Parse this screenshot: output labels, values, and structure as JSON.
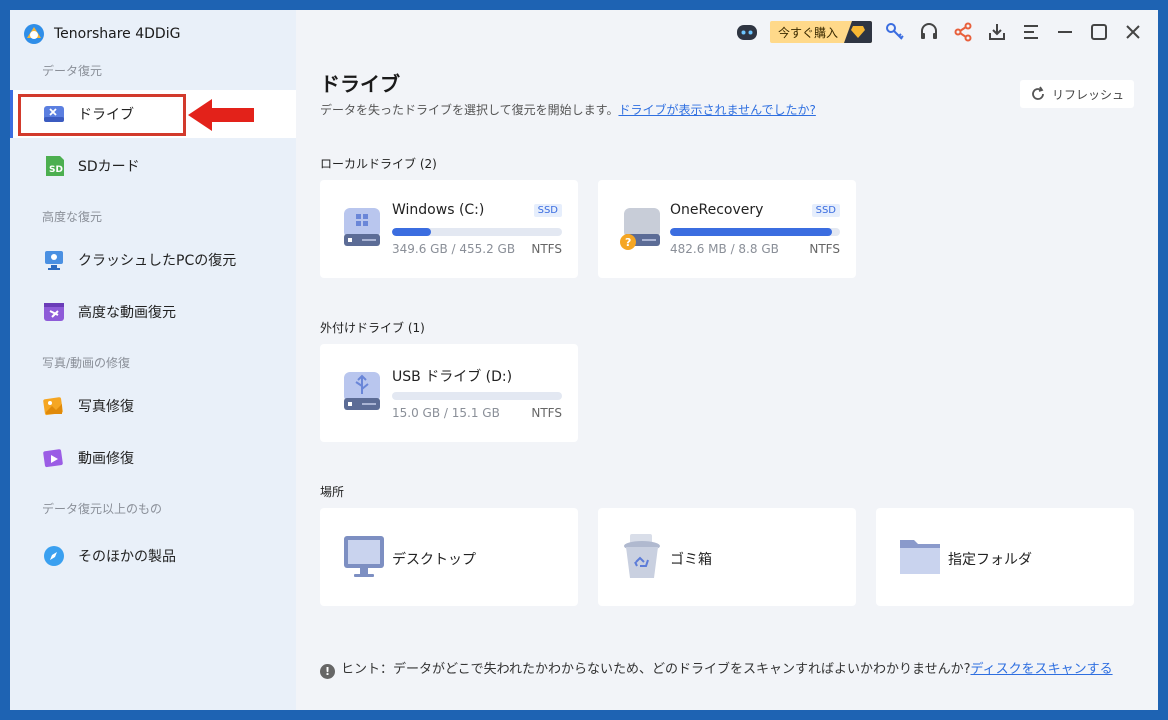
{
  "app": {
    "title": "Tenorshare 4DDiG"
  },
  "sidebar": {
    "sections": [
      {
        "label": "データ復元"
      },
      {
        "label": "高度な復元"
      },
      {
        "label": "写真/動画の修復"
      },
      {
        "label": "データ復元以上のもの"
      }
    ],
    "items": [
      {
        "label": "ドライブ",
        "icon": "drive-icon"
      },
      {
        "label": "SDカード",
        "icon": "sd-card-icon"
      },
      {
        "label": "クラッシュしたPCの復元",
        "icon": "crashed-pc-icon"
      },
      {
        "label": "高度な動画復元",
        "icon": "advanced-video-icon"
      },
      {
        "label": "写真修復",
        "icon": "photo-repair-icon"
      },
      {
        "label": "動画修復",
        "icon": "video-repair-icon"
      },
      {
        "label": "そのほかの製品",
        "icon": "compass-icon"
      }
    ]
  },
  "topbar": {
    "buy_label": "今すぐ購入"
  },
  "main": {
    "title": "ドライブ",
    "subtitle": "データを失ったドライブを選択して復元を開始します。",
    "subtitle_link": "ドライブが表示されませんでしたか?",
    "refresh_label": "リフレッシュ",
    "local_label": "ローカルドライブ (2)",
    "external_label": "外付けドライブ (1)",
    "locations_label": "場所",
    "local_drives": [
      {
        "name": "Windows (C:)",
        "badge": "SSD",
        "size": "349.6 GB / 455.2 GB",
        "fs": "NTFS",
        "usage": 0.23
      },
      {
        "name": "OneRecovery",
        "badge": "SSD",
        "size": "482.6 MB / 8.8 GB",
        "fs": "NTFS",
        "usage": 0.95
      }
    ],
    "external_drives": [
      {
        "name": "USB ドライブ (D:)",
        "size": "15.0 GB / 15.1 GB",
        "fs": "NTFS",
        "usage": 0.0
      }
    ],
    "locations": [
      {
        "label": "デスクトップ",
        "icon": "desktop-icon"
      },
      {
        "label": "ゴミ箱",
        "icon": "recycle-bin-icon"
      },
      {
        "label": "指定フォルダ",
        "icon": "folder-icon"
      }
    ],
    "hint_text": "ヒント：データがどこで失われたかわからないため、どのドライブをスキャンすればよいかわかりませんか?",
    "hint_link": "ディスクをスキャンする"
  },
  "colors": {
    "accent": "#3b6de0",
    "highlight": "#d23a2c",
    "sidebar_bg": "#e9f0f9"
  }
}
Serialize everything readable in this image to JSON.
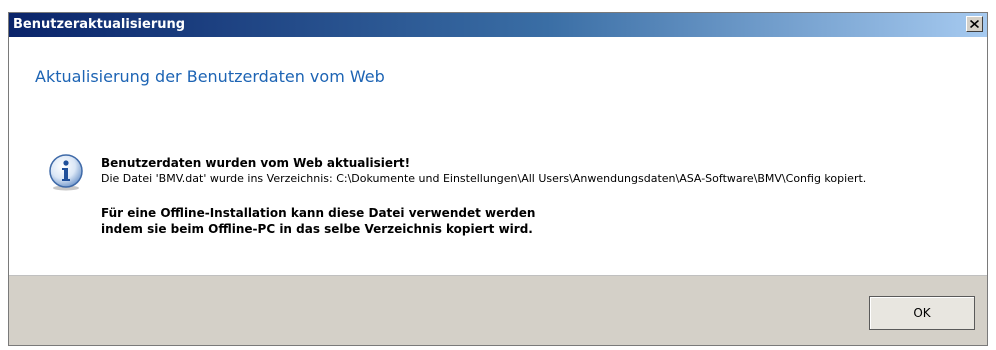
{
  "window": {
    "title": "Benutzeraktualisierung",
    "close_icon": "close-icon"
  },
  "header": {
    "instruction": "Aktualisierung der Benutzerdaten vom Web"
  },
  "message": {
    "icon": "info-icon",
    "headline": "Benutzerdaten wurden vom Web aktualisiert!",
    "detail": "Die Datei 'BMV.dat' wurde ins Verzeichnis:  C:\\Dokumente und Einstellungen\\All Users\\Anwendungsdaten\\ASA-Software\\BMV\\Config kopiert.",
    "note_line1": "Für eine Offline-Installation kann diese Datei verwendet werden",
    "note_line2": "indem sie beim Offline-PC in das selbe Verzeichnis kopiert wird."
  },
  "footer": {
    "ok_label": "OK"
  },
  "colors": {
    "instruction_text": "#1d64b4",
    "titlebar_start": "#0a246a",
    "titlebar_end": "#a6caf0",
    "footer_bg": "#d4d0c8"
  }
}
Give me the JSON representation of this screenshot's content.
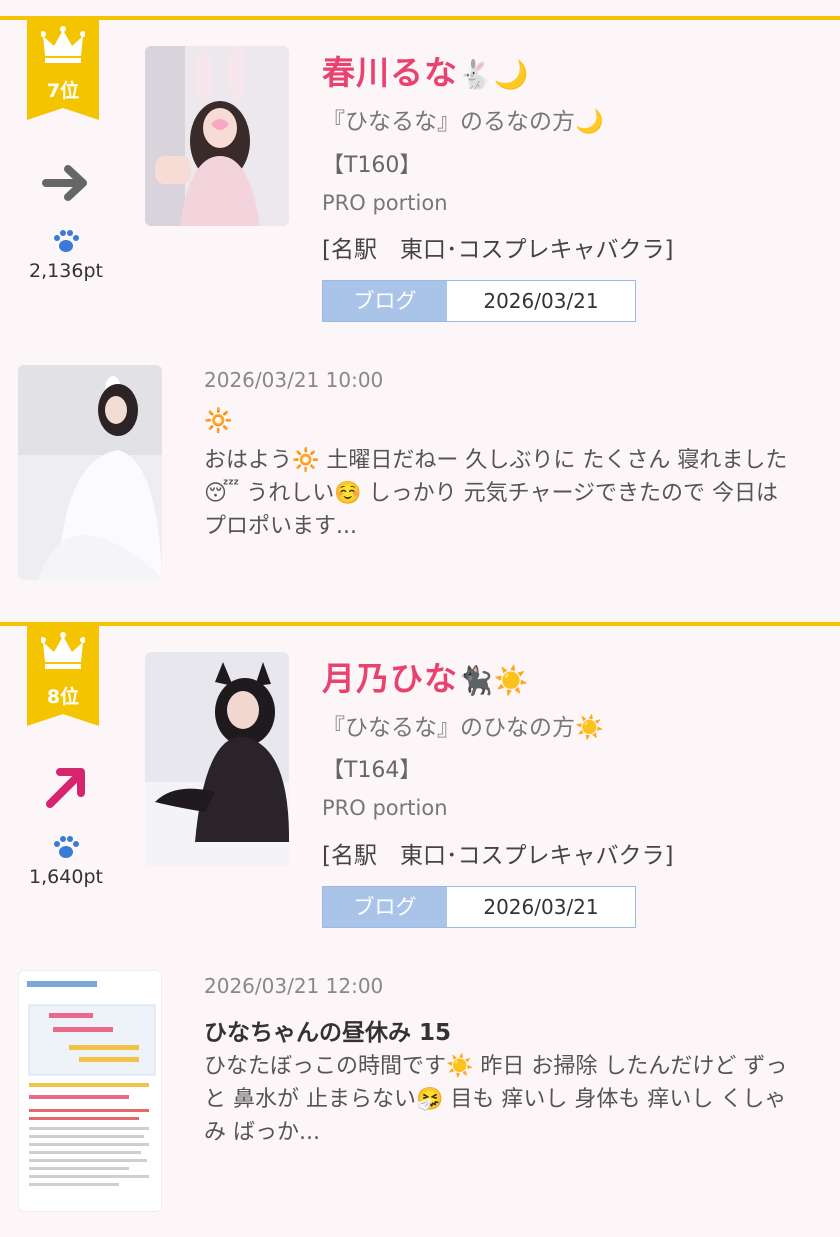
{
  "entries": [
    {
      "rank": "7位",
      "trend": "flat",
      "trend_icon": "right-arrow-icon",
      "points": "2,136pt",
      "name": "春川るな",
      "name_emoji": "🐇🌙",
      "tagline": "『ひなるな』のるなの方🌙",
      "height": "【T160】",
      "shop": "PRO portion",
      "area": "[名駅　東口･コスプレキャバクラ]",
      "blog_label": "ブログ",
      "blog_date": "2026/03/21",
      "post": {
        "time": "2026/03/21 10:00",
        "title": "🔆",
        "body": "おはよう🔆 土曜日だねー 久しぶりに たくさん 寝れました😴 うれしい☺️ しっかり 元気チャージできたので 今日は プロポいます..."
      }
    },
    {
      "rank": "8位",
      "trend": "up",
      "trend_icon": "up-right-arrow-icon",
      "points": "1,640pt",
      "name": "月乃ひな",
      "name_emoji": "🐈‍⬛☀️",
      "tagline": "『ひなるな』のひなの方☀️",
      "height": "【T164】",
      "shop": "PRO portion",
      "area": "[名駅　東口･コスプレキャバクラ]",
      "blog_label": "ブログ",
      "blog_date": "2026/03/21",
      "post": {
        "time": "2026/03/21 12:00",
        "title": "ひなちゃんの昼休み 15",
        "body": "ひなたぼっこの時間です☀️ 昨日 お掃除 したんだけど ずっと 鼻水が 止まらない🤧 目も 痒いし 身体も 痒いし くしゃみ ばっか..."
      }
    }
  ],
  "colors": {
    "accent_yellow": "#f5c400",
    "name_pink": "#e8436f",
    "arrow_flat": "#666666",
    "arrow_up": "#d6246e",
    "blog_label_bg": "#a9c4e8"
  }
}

_____

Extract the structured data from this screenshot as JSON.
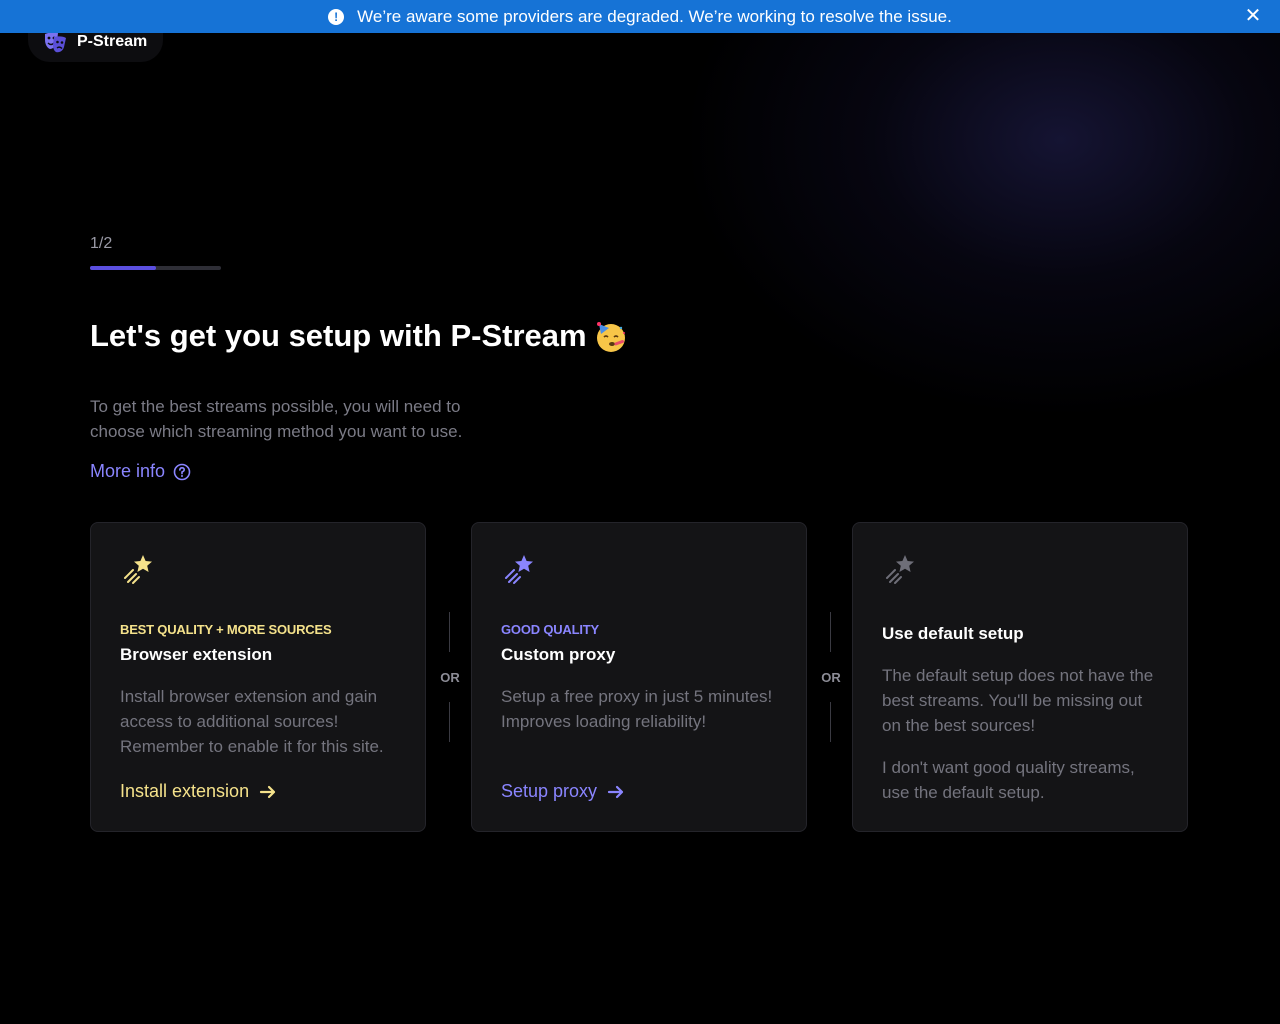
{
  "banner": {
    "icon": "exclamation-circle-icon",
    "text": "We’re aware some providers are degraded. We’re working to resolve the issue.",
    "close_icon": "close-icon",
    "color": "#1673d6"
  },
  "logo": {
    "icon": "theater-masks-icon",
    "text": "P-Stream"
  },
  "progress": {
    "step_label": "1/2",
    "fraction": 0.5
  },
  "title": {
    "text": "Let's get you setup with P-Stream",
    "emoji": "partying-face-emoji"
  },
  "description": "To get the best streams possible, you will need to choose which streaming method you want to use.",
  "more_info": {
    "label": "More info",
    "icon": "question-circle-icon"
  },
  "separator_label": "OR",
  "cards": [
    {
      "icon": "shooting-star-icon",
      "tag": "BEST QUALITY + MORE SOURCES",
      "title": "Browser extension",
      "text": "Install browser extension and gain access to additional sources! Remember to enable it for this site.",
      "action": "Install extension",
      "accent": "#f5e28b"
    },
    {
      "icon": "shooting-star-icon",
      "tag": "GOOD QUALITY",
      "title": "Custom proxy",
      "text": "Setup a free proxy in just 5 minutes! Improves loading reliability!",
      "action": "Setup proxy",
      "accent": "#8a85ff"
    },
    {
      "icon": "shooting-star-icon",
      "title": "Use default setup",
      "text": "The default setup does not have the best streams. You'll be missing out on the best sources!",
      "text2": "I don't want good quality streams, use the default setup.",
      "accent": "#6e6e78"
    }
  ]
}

_____

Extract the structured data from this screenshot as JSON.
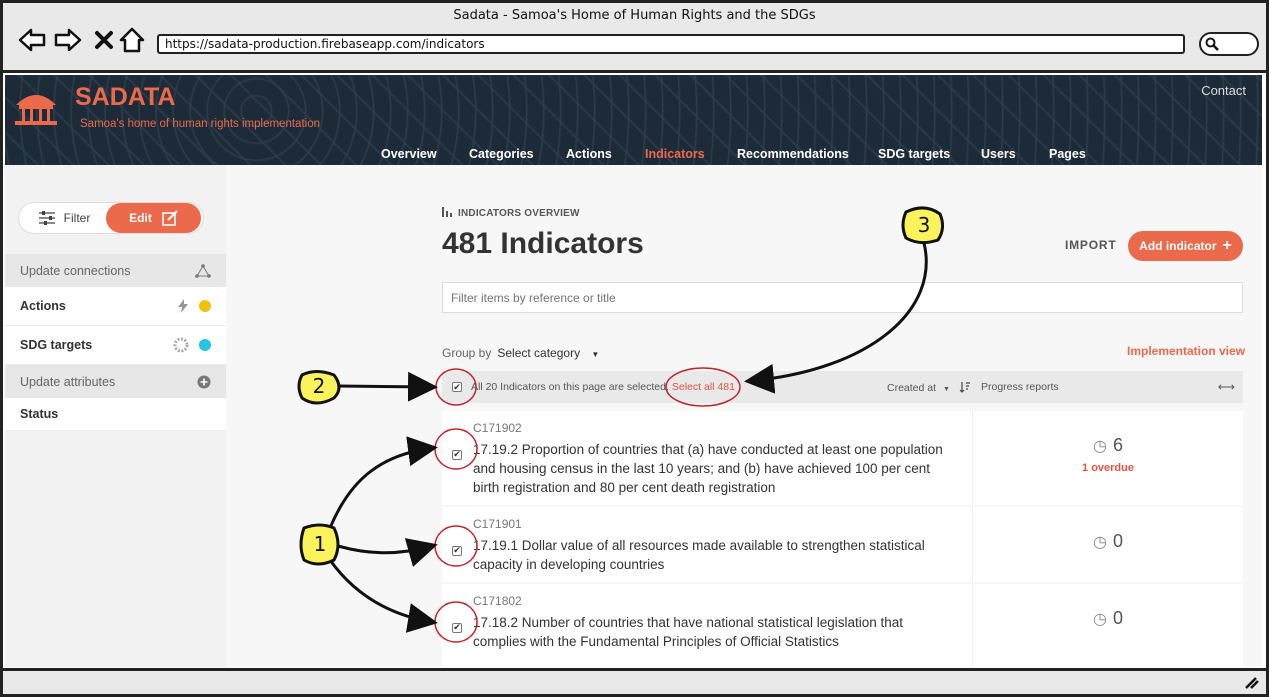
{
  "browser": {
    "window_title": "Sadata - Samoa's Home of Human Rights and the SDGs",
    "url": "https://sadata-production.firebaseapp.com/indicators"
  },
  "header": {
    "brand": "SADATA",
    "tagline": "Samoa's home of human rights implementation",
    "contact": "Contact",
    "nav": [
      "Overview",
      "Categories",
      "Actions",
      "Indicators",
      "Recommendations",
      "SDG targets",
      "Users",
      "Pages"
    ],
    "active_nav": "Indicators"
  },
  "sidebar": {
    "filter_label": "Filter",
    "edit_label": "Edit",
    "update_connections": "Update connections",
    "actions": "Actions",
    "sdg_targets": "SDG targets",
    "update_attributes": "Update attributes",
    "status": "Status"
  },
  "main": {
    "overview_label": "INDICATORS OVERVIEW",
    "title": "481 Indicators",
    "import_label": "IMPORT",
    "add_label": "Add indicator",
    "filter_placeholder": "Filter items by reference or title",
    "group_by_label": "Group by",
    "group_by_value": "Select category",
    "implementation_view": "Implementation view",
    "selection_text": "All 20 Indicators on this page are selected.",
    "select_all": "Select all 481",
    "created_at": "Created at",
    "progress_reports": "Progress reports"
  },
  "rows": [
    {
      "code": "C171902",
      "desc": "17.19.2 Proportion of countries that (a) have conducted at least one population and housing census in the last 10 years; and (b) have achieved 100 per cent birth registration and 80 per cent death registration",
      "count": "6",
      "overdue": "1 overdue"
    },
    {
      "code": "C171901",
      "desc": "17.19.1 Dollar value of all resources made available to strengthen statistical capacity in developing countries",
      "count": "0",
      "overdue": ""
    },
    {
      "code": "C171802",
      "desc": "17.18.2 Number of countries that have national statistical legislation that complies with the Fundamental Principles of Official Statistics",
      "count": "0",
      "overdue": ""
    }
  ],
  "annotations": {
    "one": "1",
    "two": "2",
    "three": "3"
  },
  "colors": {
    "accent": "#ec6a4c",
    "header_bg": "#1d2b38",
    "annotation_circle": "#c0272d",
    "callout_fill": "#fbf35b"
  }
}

_____

## What the task requires
Only a number is wanted: how many lines above include "streams"?

## Full response
3